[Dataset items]
○ ○ ○ ○ ○ ○ ○

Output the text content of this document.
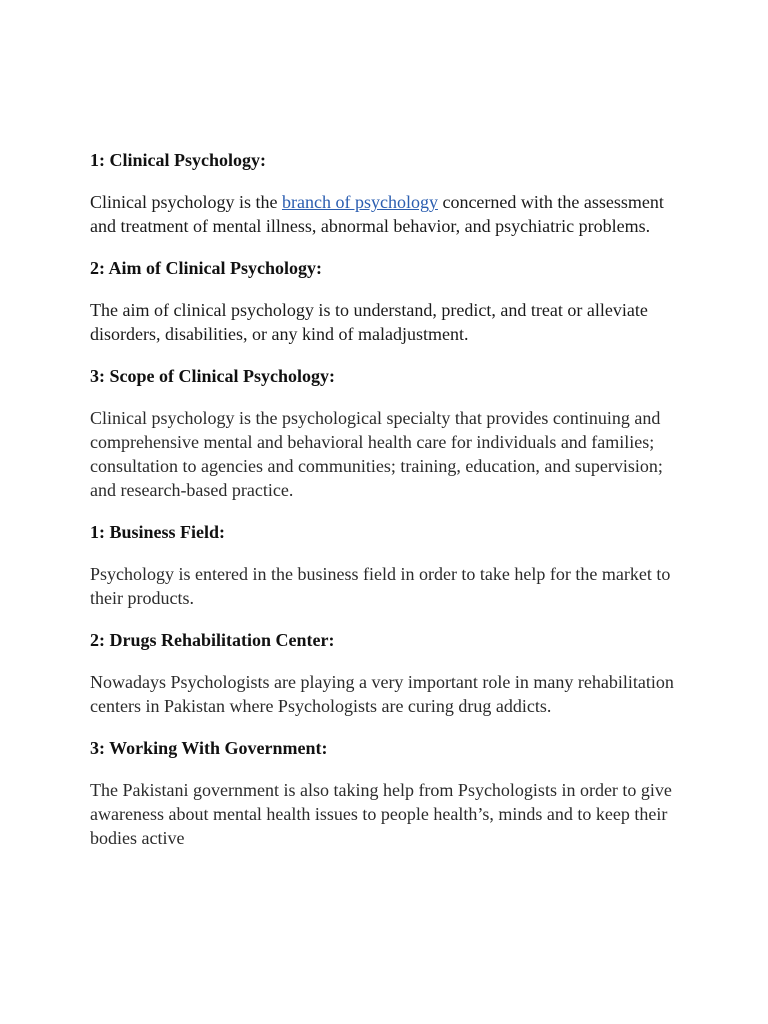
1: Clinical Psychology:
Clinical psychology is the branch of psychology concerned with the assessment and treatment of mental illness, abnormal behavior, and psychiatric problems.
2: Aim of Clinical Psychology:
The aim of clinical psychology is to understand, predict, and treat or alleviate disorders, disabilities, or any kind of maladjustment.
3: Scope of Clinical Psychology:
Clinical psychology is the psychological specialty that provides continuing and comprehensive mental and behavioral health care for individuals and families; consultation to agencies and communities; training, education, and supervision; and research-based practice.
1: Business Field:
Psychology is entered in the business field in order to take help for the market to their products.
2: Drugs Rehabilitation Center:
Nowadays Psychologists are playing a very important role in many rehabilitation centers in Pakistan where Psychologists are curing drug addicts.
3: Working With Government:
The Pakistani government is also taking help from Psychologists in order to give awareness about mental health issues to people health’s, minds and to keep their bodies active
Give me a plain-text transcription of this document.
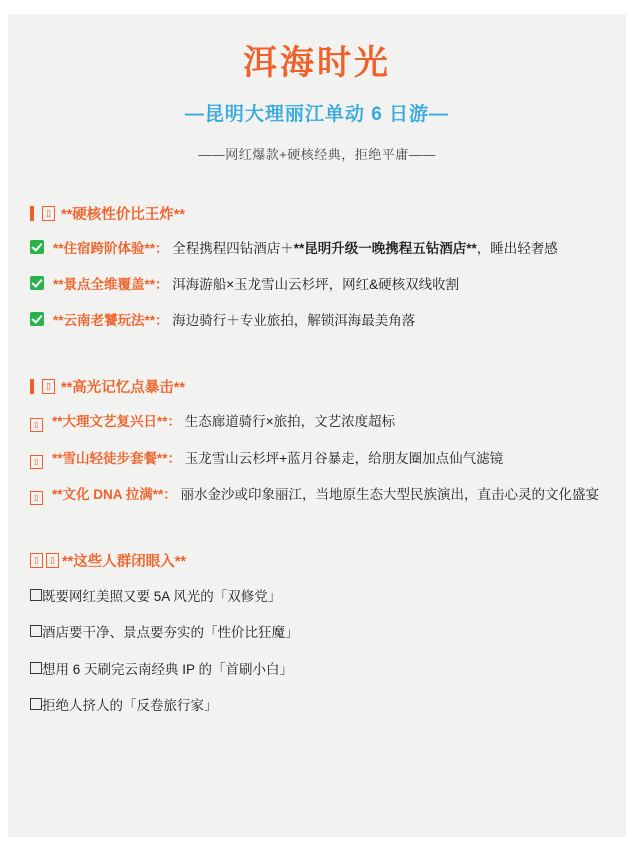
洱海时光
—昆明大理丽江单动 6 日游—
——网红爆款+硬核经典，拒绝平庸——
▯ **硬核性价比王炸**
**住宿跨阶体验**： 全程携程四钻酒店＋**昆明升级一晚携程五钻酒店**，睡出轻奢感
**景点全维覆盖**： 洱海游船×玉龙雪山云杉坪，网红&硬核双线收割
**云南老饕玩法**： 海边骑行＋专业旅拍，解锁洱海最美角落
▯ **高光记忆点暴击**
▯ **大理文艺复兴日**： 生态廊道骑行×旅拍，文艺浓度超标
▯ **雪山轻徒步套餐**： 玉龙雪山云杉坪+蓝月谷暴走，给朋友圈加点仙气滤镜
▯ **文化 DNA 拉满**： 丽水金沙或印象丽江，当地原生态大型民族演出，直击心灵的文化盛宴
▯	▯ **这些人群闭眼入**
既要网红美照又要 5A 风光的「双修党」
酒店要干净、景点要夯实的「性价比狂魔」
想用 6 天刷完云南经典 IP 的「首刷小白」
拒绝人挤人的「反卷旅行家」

○ ○ ○ ○ ○ ○ ○

:: EXERCISE TASK ::
Write out the whole listing exactly, and drop the pictures.

:: REPLY TO THE EXERCISE ::
Output the text content of this document.
1: Clinical Psychology:
Clinical psychology is the branch of psychology concerned with the assessment and treatment of mental illness, abnormal behavior, and psychiatric problems.
2: Aim of Clinical Psychology:
The aim of clinical psychology is to understand, predict, and treat or alleviate disorders, disabilities, or any kind of maladjustment.
3: Scope of Clinical Psychology:
Clinical psychology is the psychological specialty that provides continuing and comprehensive mental and behavioral health care for individuals and families; consultation to agencies and communities; training, education, and supervision; and research-based practice.
1: Business Field:
Psychology is entered in the business field in order to take help for the market to their products.
2: Drugs Rehabilitation Center:
Nowadays Psychologists are playing a very important role in many rehabilitation centers in Pakistan where Psychologists are curing drug addicts.
3: Working With Government:
The Pakistani government is also taking help from Psychologists in order to give awareness about mental health issues to people health’s, minds and to keep their bodies active
Give me a plain-text transcription of this document.
洱海时光
—昆明大理丽江单动 6 日游—
——网红爆款+硬核经典，拒绝平庸——
▯ **硬核性价比王炸**
**住宿跨阶体验**： 全程携程四钻酒店＋**昆明升级一晚携程五钻酒店**，睡出轻奢感
**景点全维覆盖**： 洱海游船×玉龙雪山云杉坪，网红&硬核双线收割
**云南老饕玩法**： 海边骑行＋专业旅拍，解锁洱海最美角落
▯ **高光记忆点暴击**
▯ **大理文艺复兴日**： 生态廊道骑行×旅拍，文艺浓度超标
▯ **雪山轻徒步套餐**： 玉龙雪山云杉坪+蓝月谷暴走，给朋友圈加点仙气滤镜
▯ **文化 DNA 拉满**： 丽水金沙或印象丽江，当地原生态大型民族演出，直击心灵的文化盛宴
▯	▯ **这些人群闭眼入**
既要网红美照又要 5A 风光的「双修党」
酒店要干净、景点要夯实的「性价比狂魔」
想用 6 天刷完云南经典 IP 的「首刷小白」
拒绝人挤人的「反卷旅行家」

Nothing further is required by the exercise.